▶ [Dataset]
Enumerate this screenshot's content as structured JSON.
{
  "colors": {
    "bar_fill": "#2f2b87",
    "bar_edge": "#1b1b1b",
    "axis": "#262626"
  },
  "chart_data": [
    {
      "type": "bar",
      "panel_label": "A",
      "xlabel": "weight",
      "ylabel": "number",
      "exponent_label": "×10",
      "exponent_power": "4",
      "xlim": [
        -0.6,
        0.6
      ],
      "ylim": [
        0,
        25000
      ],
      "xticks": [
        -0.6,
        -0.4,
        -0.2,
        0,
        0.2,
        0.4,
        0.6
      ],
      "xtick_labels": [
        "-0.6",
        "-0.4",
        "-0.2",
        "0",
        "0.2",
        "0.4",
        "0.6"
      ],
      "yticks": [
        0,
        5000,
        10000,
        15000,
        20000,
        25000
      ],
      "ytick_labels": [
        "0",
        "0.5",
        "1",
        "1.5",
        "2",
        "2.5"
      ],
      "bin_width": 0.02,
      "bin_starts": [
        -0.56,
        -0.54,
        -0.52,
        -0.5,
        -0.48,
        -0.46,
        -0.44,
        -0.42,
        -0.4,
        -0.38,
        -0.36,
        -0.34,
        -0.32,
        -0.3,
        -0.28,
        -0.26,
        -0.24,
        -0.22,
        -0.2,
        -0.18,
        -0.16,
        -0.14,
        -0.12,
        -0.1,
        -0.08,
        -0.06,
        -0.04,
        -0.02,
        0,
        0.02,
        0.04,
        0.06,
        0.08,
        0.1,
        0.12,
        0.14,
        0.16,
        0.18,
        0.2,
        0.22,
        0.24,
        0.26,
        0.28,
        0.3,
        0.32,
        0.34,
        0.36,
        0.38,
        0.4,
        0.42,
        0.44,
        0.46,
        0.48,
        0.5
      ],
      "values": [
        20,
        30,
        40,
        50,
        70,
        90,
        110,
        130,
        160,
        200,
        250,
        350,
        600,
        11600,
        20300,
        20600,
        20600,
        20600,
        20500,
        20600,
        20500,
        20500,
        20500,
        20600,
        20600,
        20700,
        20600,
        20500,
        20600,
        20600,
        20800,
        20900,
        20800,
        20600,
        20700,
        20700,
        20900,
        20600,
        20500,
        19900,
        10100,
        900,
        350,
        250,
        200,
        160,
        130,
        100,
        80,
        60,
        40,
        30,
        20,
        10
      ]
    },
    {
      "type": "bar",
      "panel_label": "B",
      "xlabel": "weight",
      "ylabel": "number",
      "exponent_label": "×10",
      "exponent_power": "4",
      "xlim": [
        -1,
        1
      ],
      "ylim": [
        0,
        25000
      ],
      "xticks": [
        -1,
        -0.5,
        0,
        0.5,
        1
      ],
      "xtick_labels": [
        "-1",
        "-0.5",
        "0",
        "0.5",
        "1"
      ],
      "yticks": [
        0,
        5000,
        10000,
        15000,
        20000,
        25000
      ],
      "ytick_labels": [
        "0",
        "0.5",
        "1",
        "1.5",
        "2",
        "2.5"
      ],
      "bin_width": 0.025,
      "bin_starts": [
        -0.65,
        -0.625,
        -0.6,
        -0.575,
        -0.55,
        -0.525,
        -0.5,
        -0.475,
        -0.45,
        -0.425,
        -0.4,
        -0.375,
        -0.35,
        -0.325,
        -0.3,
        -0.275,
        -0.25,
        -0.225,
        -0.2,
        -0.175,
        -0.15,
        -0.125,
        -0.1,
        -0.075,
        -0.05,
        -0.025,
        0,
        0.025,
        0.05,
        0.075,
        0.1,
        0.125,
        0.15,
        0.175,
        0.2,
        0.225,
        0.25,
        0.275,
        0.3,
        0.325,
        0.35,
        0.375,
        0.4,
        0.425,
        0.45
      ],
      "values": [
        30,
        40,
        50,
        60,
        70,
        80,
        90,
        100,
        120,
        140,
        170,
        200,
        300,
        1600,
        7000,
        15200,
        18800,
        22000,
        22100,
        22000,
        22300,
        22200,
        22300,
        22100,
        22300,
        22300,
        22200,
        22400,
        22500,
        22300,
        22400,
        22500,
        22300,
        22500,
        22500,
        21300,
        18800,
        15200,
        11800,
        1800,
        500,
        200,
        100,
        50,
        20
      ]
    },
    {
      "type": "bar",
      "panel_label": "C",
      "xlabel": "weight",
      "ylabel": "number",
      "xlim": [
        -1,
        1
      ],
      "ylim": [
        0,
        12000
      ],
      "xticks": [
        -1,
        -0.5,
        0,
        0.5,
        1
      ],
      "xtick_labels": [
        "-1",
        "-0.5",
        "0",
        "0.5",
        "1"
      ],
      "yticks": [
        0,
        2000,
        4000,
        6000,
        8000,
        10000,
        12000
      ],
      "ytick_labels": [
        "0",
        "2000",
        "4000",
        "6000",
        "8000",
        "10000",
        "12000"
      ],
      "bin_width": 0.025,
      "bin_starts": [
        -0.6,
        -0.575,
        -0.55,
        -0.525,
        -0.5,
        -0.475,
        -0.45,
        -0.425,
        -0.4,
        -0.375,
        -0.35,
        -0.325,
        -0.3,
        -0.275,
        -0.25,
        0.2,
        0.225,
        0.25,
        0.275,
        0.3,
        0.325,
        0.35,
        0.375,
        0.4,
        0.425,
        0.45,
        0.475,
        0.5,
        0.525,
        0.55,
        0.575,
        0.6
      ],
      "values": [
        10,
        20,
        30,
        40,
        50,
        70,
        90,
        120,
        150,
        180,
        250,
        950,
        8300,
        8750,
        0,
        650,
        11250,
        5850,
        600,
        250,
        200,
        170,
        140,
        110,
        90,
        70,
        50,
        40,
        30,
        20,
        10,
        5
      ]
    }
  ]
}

▶ [Exercise brief] Repeat the material above in full, exactly as it stands.

▶ [Exercise result]
Enumerate this screenshot's content as structured JSON.
{
  "colors": {
    "bar_fill": "#2f2b87",
    "bar_edge": "#1b1b1b",
    "axis": "#262626"
  },
  "chart_data": [
    {
      "type": "bar",
      "panel_label": "A",
      "xlabel": "weight",
      "ylabel": "number",
      "exponent_label": "×10",
      "exponent_power": "4",
      "xlim": [
        -0.6,
        0.6
      ],
      "ylim": [
        0,
        25000
      ],
      "xticks": [
        -0.6,
        -0.4,
        -0.2,
        0,
        0.2,
        0.4,
        0.6
      ],
      "xtick_labels": [
        "-0.6",
        "-0.4",
        "-0.2",
        "0",
        "0.2",
        "0.4",
        "0.6"
      ],
      "yticks": [
        0,
        5000,
        10000,
        15000,
        20000,
        25000
      ],
      "ytick_labels": [
        "0",
        "0.5",
        "1",
        "1.5",
        "2",
        "2.5"
      ],
      "bin_width": 0.02,
      "bin_starts": [
        -0.56,
        -0.54,
        -0.52,
        -0.5,
        -0.48,
        -0.46,
        -0.44,
        -0.42,
        -0.4,
        -0.38,
        -0.36,
        -0.34,
        -0.32,
        -0.3,
        -0.28,
        -0.26,
        -0.24,
        -0.22,
        -0.2,
        -0.18,
        -0.16,
        -0.14,
        -0.12,
        -0.1,
        -0.08,
        -0.06,
        -0.04,
        -0.02,
        0,
        0.02,
        0.04,
        0.06,
        0.08,
        0.1,
        0.12,
        0.14,
        0.16,
        0.18,
        0.2,
        0.22,
        0.24,
        0.26,
        0.28,
        0.3,
        0.32,
        0.34,
        0.36,
        0.38,
        0.4,
        0.42,
        0.44,
        0.46,
        0.48,
        0.5
      ],
      "values": [
        20,
        30,
        40,
        50,
        70,
        90,
        110,
        130,
        160,
        200,
        250,
        350,
        600,
        11600,
        20300,
        20600,
        20600,
        20600,
        20500,
        20600,
        20500,
        20500,
        20500,
        20600,
        20600,
        20700,
        20600,
        20500,
        20600,
        20600,
        20800,
        20900,
        20800,
        20600,
        20700,
        20700,
        20900,
        20600,
        20500,
        19900,
        10100,
        900,
        350,
        250,
        200,
        160,
        130,
        100,
        80,
        60,
        40,
        30,
        20,
        10
      ]
    },
    {
      "type": "bar",
      "panel_label": "B",
      "xlabel": "weight",
      "ylabel": "number",
      "exponent_label": "×10",
      "exponent_power": "4",
      "xlim": [
        -1,
        1
      ],
      "ylim": [
        0,
        25000
      ],
      "xticks": [
        -1,
        -0.5,
        0,
        0.5,
        1
      ],
      "xtick_labels": [
        "-1",
        "-0.5",
        "0",
        "0.5",
        "1"
      ],
      "yticks": [
        0,
        5000,
        10000,
        15000,
        20000,
        25000
      ],
      "ytick_labels": [
        "0",
        "0.5",
        "1",
        "1.5",
        "2",
        "2.5"
      ],
      "bin_width": 0.025,
      "bin_starts": [
        -0.65,
        -0.625,
        -0.6,
        -0.575,
        -0.55,
        -0.525,
        -0.5,
        -0.475,
        -0.45,
        -0.425,
        -0.4,
        -0.375,
        -0.35,
        -0.325,
        -0.3,
        -0.275,
        -0.25,
        -0.225,
        -0.2,
        -0.175,
        -0.15,
        -0.125,
        -0.1,
        -0.075,
        -0.05,
        -0.025,
        0,
        0.025,
        0.05,
        0.075,
        0.1,
        0.125,
        0.15,
        0.175,
        0.2,
        0.225,
        0.25,
        0.275,
        0.3,
        0.325,
        0.35,
        0.375,
        0.4,
        0.425,
        0.45
      ],
      "values": [
        30,
        40,
        50,
        60,
        70,
        80,
        90,
        100,
        120,
        140,
        170,
        200,
        300,
        1600,
        7000,
        15200,
        18800,
        22000,
        22100,
        22000,
        22300,
        22200,
        22300,
        22100,
        22300,
        22300,
        22200,
        22400,
        22500,
        22300,
        22400,
        22500,
        22300,
        22500,
        22500,
        21300,
        18800,
        15200,
        11800,
        1800,
        500,
        200,
        100,
        50,
        20
      ]
    },
    {
      "type": "bar",
      "panel_label": "C",
      "xlabel": "weight",
      "ylabel": "number",
      "xlim": [
        -1,
        1
      ],
      "ylim": [
        0,
        12000
      ],
      "xticks": [
        -1,
        -0.5,
        0,
        0.5,
        1
      ],
      "xtick_labels": [
        "-1",
        "-0.5",
        "0",
        "0.5",
        "1"
      ],
      "yticks": [
        0,
        2000,
        4000,
        6000,
        8000,
        10000,
        12000
      ],
      "ytick_labels": [
        "0",
        "2000",
        "4000",
        "6000",
        "8000",
        "10000",
        "12000"
      ],
      "bin_width": 0.025,
      "bin_starts": [
        -0.6,
        -0.575,
        -0.55,
        -0.525,
        -0.5,
        -0.475,
        -0.45,
        -0.425,
        -0.4,
        -0.375,
        -0.35,
        -0.325,
        -0.3,
        -0.275,
        -0.25,
        0.2,
        0.225,
        0.25,
        0.275,
        0.3,
        0.325,
        0.35,
        0.375,
        0.4,
        0.425,
        0.45,
        0.475,
        0.5,
        0.525,
        0.55,
        0.575,
        0.6
      ],
      "values": [
        10,
        20,
        30,
        40,
        50,
        70,
        90,
        120,
        150,
        180,
        250,
        950,
        8300,
        8750,
        0,
        650,
        11250,
        5850,
        600,
        250,
        200,
        170,
        140,
        110,
        90,
        70,
        50,
        40,
        30,
        20,
        10,
        5
      ]
    }
  ]
}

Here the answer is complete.